**** RECORDS PROVIDED

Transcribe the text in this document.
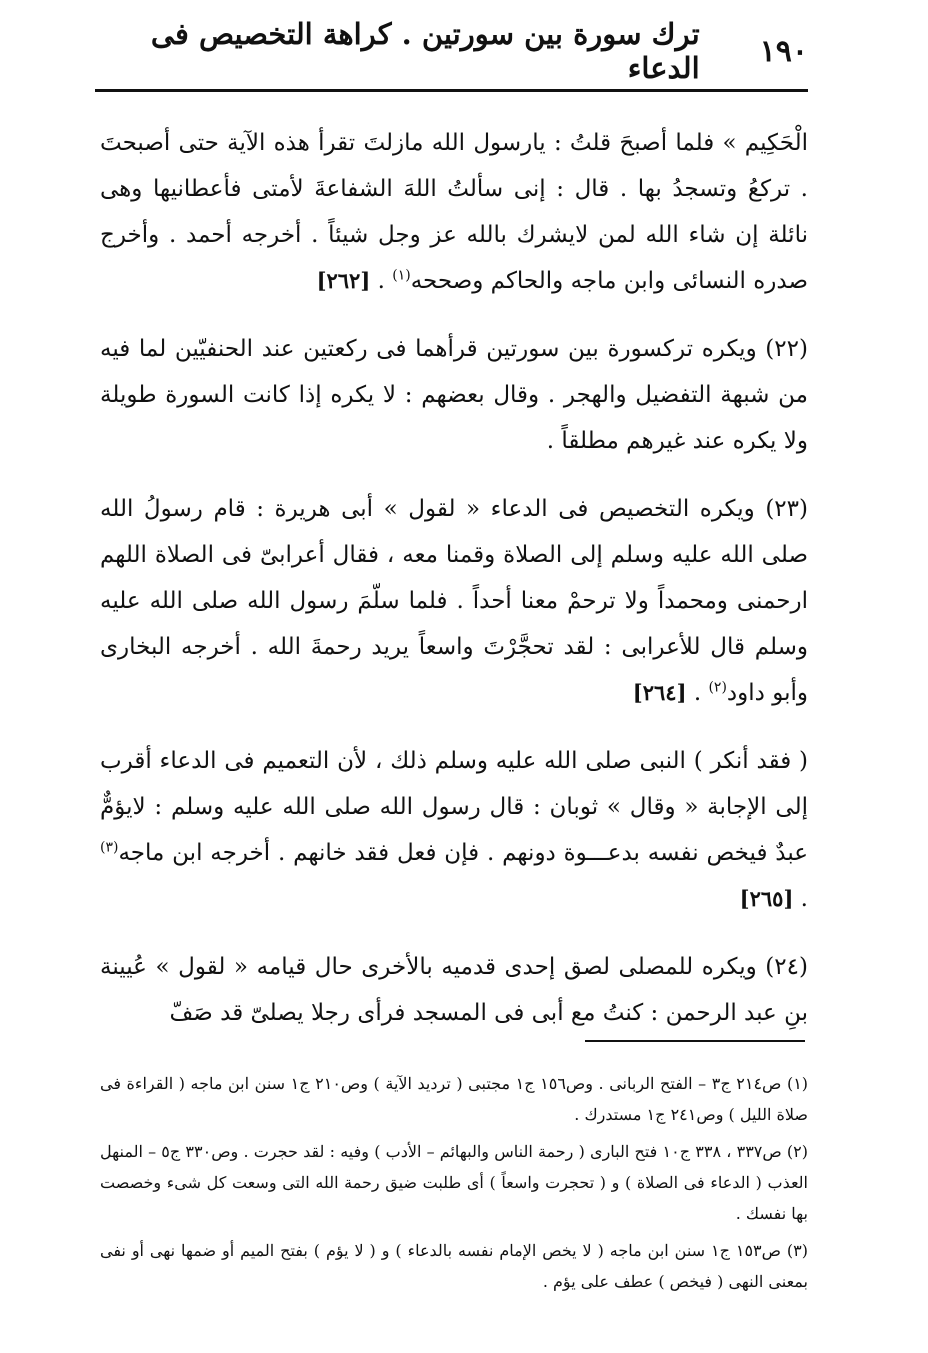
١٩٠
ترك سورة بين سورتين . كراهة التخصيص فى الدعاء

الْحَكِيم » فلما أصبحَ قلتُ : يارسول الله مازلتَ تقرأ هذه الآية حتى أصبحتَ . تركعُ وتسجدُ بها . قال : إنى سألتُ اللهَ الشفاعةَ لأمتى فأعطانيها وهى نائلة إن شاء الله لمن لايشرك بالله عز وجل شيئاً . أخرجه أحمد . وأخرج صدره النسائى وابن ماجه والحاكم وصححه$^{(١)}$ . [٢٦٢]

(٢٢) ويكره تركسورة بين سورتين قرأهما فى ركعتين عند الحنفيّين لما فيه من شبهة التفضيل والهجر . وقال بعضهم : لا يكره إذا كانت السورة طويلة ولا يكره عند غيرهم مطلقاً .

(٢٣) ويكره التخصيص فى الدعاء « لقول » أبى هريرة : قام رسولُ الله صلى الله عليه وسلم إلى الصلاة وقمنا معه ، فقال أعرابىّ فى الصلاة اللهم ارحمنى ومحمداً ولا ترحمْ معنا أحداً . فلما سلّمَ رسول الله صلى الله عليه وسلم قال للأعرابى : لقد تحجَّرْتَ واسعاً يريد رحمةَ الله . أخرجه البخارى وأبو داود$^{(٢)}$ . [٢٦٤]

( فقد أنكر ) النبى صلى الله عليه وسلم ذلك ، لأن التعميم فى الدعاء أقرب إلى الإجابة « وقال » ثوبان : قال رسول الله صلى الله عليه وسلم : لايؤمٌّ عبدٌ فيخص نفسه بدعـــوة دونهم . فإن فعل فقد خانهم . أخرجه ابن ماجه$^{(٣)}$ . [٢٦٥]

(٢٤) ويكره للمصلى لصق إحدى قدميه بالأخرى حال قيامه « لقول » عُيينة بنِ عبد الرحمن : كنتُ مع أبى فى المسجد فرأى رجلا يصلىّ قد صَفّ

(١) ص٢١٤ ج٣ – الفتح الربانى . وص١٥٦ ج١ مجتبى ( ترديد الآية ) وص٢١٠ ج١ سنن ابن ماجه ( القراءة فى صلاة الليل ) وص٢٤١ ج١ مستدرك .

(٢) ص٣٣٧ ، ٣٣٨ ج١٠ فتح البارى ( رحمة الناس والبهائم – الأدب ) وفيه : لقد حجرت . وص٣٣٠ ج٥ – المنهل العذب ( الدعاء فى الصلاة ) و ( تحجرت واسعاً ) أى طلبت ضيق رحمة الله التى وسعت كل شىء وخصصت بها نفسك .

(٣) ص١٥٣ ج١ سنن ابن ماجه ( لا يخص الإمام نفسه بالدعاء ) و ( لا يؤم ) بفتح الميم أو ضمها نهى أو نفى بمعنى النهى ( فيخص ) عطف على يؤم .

********

§ REQUEST:
Extract the full listing above verbatim; pictures are to be left out of the copy.

§ SOLUTION BELOW:
Transcribe the text in this document.
١٩٠
ترك سورة بين سورتين . كراهة التخصيص فى الدعاء

الْحَكِيم » فلما أصبحَ قلتُ : يارسول الله مازلتَ تقرأ هذه الآية حتى أصبحتَ . تركعُ وتسجدُ بها . قال : إنى سألتُ اللهَ الشفاعةَ لأمتى فأعطانيها وهى نائلة إن شاء الله لمن لايشرك بالله عز وجل شيئاً . أخرجه أحمد . وأخرج صدره النسائى وابن ماجه والحاكم وصححه$^{(١)}$ . [٢٦٢]

(٢٢) ويكره تركسورة بين سورتين قرأهما فى ركعتين عند الحنفيّين لما فيه من شبهة التفضيل والهجر . وقال بعضهم : لا يكره إذا كانت السورة طويلة ولا يكره عند غيرهم مطلقاً .

(٢٣) ويكره التخصيص فى الدعاء « لقول » أبى هريرة : قام رسولُ الله صلى الله عليه وسلم إلى الصلاة وقمنا معه ، فقال أعرابىّ فى الصلاة اللهم ارحمنى ومحمداً ولا ترحمْ معنا أحداً . فلما سلّمَ رسول الله صلى الله عليه وسلم قال للأعرابى : لقد تحجَّرْتَ واسعاً يريد رحمةَ الله . أخرجه البخارى وأبو داود$^{(٢)}$ . [٢٦٤]

( فقد أنكر ) النبى صلى الله عليه وسلم ذلك ، لأن التعميم فى الدعاء أقرب إلى الإجابة « وقال » ثوبان : قال رسول الله صلى الله عليه وسلم : لايؤمٌّ عبدٌ فيخص نفسه بدعـــوة دونهم . فإن فعل فقد خانهم . أخرجه ابن ماجه$^{(٣)}$ . [٢٦٥]

(٢٤) ويكره للمصلى لصق إحدى قدميه بالأخرى حال قيامه « لقول » عُيينة بنِ عبد الرحمن : كنتُ مع أبى فى المسجد فرأى رجلا يصلىّ قد صَفّ

(١) ص٢١٤ ج٣ – الفتح الربانى . وص١٥٦ ج١ مجتبى ( ترديد الآية ) وص٢١٠ ج١ سنن ابن ماجه ( القراءة فى صلاة الليل ) وص٢٤١ ج١ مستدرك .

(٢) ص٣٣٧ ، ٣٣٨ ج١٠ فتح البارى ( رحمة الناس والبهائم – الأدب ) وفيه : لقد حجرت . وص٣٣٠ ج٥ – المنهل العذب ( الدعاء فى الصلاة ) و ( تحجرت واسعاً ) أى طلبت ضيق رحمة الله التى وسعت كل شىء وخصصت بها نفسك .

(٣) ص١٥٣ ج١ سنن ابن ماجه ( لا يخص الإمام نفسه بالدعاء ) و ( لا يؤم ) بفتح الميم أو ضمها نهى أو نفى بمعنى النهى ( فيخص ) عطف على يؤم .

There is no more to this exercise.